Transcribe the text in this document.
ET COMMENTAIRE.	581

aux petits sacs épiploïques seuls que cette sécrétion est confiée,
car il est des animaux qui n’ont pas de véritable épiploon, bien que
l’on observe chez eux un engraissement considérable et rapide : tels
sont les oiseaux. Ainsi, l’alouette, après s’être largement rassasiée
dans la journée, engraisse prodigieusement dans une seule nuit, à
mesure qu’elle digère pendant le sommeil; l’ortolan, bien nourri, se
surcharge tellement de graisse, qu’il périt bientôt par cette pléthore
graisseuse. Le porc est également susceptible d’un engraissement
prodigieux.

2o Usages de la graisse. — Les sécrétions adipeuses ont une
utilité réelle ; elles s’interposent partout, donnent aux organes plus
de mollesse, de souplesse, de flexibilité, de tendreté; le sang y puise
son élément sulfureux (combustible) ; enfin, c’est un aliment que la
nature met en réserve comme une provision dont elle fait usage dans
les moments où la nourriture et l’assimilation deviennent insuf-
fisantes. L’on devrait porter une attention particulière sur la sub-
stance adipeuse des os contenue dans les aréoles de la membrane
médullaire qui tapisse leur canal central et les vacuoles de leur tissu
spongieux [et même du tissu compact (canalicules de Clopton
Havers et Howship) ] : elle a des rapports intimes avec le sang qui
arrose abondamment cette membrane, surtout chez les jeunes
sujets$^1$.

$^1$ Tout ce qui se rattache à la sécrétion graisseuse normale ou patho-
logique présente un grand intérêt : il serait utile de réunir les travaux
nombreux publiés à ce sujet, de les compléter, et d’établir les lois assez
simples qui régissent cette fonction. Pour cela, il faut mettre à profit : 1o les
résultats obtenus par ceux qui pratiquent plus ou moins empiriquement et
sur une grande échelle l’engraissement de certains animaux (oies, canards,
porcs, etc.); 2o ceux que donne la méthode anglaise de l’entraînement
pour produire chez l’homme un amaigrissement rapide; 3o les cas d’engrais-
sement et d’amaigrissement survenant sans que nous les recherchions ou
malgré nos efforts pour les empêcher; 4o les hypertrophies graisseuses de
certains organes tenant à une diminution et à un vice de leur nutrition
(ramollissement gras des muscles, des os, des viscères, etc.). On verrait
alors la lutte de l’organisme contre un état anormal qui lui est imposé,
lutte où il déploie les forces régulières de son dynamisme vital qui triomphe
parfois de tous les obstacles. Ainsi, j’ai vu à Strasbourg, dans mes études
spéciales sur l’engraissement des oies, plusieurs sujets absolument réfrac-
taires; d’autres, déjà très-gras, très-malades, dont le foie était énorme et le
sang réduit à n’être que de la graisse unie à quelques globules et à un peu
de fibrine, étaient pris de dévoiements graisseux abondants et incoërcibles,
----
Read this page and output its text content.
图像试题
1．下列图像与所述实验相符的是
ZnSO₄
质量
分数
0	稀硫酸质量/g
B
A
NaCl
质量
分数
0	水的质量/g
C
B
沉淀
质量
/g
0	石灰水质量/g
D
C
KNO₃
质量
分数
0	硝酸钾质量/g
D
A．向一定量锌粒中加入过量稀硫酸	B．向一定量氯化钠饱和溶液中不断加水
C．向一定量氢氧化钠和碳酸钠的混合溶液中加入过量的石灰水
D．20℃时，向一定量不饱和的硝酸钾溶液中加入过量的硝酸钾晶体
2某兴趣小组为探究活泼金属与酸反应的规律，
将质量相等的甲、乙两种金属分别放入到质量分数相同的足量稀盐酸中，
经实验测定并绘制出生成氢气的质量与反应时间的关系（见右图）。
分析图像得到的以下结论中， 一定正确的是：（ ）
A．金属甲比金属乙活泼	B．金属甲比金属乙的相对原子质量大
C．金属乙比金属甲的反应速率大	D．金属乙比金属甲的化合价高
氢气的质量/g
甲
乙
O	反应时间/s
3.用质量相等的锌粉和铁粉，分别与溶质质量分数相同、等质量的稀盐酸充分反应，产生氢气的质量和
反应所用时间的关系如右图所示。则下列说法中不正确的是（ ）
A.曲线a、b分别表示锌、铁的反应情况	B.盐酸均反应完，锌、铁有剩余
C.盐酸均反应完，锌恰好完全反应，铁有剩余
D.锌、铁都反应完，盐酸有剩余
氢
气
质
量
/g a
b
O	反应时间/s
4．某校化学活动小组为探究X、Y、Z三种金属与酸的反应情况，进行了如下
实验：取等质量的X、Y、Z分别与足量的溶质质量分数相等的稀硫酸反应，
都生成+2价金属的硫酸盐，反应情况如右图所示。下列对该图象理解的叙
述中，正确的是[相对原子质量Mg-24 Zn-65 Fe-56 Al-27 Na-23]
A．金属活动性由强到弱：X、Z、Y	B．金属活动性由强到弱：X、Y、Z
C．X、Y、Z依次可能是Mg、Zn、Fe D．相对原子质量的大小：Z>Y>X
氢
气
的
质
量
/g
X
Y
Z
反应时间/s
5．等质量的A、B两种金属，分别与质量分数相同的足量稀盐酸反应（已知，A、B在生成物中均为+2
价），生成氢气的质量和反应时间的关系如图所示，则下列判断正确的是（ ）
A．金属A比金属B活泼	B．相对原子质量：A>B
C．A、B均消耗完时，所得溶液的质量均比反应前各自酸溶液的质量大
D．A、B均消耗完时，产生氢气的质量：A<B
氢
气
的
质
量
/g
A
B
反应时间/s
----
Review the material and copy each line in which the word "sujets" appears.

sujets$^1$.
spéciales sur l’engraissement des oies, plusieurs sujets absolument réfrac-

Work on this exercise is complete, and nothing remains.